▶ **TO BE DONE**
Copy out every line of the material below, character for character, with nothing added or left out.
* start SUPPLIED MATERIAL *
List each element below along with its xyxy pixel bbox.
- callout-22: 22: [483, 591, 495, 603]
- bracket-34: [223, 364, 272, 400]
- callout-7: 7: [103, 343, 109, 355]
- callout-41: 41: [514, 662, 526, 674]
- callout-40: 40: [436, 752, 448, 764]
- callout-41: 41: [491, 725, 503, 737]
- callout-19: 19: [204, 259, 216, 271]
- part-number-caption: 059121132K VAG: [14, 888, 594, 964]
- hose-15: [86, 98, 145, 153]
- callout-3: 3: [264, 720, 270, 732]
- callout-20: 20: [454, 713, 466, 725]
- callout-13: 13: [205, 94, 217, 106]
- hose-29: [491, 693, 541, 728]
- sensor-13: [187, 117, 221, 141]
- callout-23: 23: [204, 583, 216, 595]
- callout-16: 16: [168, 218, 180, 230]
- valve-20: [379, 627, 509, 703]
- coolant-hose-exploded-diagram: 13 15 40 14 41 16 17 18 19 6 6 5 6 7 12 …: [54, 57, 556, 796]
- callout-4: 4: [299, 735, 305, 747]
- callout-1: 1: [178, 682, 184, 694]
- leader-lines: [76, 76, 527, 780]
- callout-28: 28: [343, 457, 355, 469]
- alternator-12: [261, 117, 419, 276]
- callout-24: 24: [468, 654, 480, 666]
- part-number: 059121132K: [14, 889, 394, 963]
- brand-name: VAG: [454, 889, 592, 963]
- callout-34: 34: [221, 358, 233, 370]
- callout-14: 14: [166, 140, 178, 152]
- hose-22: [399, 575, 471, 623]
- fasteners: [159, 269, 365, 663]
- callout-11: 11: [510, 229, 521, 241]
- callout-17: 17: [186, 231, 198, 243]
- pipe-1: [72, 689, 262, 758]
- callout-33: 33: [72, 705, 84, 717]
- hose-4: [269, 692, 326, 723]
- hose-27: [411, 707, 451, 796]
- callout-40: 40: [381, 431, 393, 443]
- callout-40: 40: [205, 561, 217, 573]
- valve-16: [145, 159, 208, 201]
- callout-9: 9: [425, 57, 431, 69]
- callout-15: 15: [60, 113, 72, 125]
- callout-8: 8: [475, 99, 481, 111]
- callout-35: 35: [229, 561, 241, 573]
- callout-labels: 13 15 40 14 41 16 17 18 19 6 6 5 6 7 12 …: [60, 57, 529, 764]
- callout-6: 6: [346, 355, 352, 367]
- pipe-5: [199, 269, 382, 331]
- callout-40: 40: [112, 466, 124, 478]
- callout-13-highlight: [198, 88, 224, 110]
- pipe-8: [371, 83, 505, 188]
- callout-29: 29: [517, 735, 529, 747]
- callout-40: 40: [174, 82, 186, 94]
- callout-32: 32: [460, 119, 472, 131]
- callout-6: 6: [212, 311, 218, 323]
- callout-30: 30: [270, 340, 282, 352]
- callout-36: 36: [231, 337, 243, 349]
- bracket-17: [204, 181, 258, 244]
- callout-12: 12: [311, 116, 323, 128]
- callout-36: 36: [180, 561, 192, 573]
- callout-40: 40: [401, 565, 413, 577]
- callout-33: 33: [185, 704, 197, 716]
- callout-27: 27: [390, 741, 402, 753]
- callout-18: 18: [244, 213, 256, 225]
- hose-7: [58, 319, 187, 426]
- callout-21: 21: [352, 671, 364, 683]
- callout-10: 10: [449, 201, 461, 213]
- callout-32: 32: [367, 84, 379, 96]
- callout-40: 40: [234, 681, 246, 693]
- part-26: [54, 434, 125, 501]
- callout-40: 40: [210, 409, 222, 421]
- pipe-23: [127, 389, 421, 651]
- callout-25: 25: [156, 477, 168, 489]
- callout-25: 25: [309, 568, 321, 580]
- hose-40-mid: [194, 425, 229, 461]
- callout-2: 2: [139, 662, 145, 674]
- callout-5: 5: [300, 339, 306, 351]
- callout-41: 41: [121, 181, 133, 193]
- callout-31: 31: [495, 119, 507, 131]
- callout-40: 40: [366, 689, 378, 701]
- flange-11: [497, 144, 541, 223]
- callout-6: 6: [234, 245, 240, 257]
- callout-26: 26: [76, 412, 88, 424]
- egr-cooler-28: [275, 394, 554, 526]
* end SUPPLIED MATERIAL *
▶ **RESULT OF THIS TASK**
List each element below along with its xyxy pixel bbox.
- callout-22: 22: [483, 591, 495, 603]
- bracket-34: [223, 364, 272, 400]
- callout-7: 7: [103, 343, 109, 355]
- callout-41: 41: [514, 662, 526, 674]
- callout-40: 40: [436, 752, 448, 764]
- callout-41: 41: [491, 725, 503, 737]
- callout-19: 19: [204, 259, 216, 271]
- part-number-caption: 059121132K VAG: [14, 888, 594, 964]
- hose-15: [86, 98, 145, 153]
- callout-3: 3: [264, 720, 270, 732]
- callout-20: 20: [454, 713, 466, 725]
- callout-13: 13: [205, 94, 217, 106]
- hose-29: [491, 693, 541, 728]
- sensor-13: [187, 117, 221, 141]
- callout-23: 23: [204, 583, 216, 595]
- callout-16: 16: [168, 218, 180, 230]
- valve-20: [379, 627, 509, 703]
- coolant-hose-exploded-diagram: 13 15 40 14 41 16 17 18 19 6 6 5 6 7 12 …: [54, 57, 556, 796]
- callout-4: 4: [299, 735, 305, 747]
- callout-1: 1: [178, 682, 184, 694]
- leader-lines: [76, 76, 527, 780]
- callout-28: 28: [343, 457, 355, 469]
- alternator-12: [261, 117, 419, 276]
- callout-24: 24: [468, 654, 480, 666]
- part-number: 059121132K: [14, 889, 394, 963]
- brand-name: VAG: [454, 889, 592, 963]
- callout-34: 34: [221, 358, 233, 370]
- callout-14: 14: [166, 140, 178, 152]
- hose-22: [399, 575, 471, 623]
- fasteners: [159, 269, 365, 663]
- callout-11: 11: [510, 229, 521, 241]
- callout-17: 17: [186, 231, 198, 243]
- pipe-1: [72, 689, 262, 758]
- callout-33: 33: [72, 705, 84, 717]
- hose-4: [269, 692, 326, 723]
- hose-27: [411, 707, 451, 796]
- callout-40: 40: [381, 431, 393, 443]
- callout-40: 40: [205, 561, 217, 573]
- valve-16: [145, 159, 208, 201]
- callout-9: 9: [425, 57, 431, 69]
- callout-15: 15: [60, 113, 72, 125]
- callout-8: 8: [475, 99, 481, 111]
- callout-35: 35: [229, 561, 241, 573]
- callout-labels: 13 15 40 14 41 16 17 18 19 6 6 5 6 7 12 …: [60, 57, 529, 764]
- callout-6: 6: [346, 355, 352, 367]
- pipe-5: [199, 269, 382, 331]
- callout-40: 40: [112, 466, 124, 478]
- callout-13-highlight: [198, 88, 224, 110]
- pipe-8: [371, 83, 505, 188]
- callout-29: 29: [517, 735, 529, 747]
- callout-40: 40: [174, 82, 186, 94]
- callout-32: 32: [460, 119, 472, 131]
- callout-6: 6: [212, 311, 218, 323]
- callout-30: 30: [270, 340, 282, 352]
- callout-36: 36: [231, 337, 243, 349]
- bracket-17: [204, 181, 258, 244]
- callout-12: 12: [311, 116, 323, 128]
- callout-36: 36: [180, 561, 192, 573]
- callout-40: 40: [401, 565, 413, 577]
- callout-33: 33: [185, 704, 197, 716]
- callout-27: 27: [390, 741, 402, 753]
- callout-18: 18: [244, 213, 256, 225]
- hose-7: [58, 319, 187, 426]
- callout-21: 21: [352, 671, 364, 683]
- callout-10: 10: [449, 201, 461, 213]
- callout-32: 32: [367, 84, 379, 96]
- callout-40: 40: [234, 681, 246, 693]
- part-26: [54, 434, 125, 501]
- callout-40: 40: [210, 409, 222, 421]
- pipe-23: [127, 389, 421, 651]
- callout-25: 25: [156, 477, 168, 489]
- callout-25: 25: [309, 568, 321, 580]
- hose-40-mid: [194, 425, 229, 461]
- callout-2: 2: [139, 662, 145, 674]
- callout-5: 5: [300, 339, 306, 351]
- callout-41: 41: [121, 181, 133, 193]
- callout-31: 31: [495, 119, 507, 131]
- callout-40: 40: [366, 689, 378, 701]
- flange-11: [497, 144, 541, 223]
- callout-6: 6: [234, 245, 240, 257]
- callout-26: 26: [76, 412, 88, 424]
- egr-cooler-28: [275, 394, 554, 526]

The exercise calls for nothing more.